--- Start of Raw data ---

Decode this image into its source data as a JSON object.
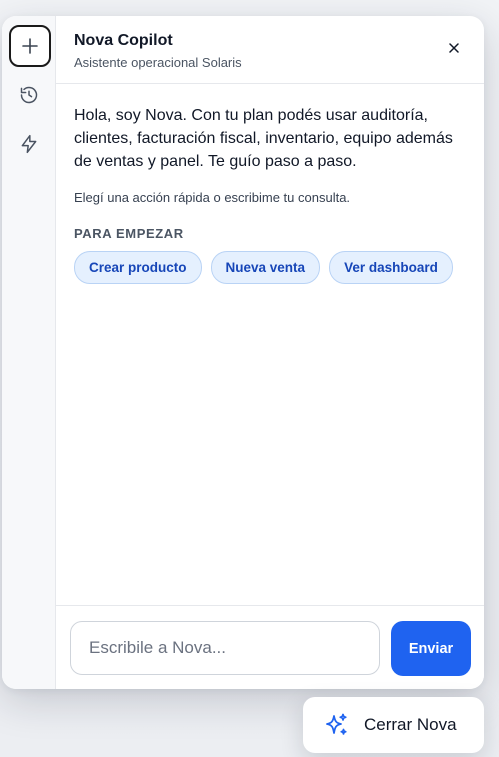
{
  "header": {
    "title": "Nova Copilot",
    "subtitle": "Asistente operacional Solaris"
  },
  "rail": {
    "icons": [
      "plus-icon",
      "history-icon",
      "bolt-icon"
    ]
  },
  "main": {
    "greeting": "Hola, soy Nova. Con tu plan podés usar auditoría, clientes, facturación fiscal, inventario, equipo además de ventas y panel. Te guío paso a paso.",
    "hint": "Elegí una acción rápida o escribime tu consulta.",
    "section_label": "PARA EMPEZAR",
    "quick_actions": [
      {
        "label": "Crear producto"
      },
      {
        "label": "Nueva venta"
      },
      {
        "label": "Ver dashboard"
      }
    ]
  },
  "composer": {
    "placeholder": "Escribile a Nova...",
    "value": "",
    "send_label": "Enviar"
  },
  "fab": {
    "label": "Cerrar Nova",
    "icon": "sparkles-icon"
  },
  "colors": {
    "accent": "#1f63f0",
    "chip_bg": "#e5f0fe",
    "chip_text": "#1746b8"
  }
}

--- End of Raw data ---

● **Short problem**: With the pictures left out, transcribe the material exactly.

● **Answer below**:
Decode this image into its source data as a JSON object.
{
  "header": {
    "title": "Nova Copilot",
    "subtitle": "Asistente operacional Solaris"
  },
  "rail": {
    "icons": [
      "plus-icon",
      "history-icon",
      "bolt-icon"
    ]
  },
  "main": {
    "greeting": "Hola, soy Nova. Con tu plan podés usar auditoría, clientes, facturación fiscal, inventario, equipo además de ventas y panel. Te guío paso a paso.",
    "hint": "Elegí una acción rápida o escribime tu consulta.",
    "section_label": "PARA EMPEZAR",
    "quick_actions": [
      {
        "label": "Crear producto"
      },
      {
        "label": "Nueva venta"
      },
      {
        "label": "Ver dashboard"
      }
    ]
  },
  "composer": {
    "placeholder": "Escribile a Nova...",
    "value": "",
    "send_label": "Enviar"
  },
  "fab": {
    "label": "Cerrar Nova",
    "icon": "sparkles-icon"
  },
  "colors": {
    "accent": "#1f63f0",
    "chip_bg": "#e5f0fe",
    "chip_text": "#1746b8"
  }
}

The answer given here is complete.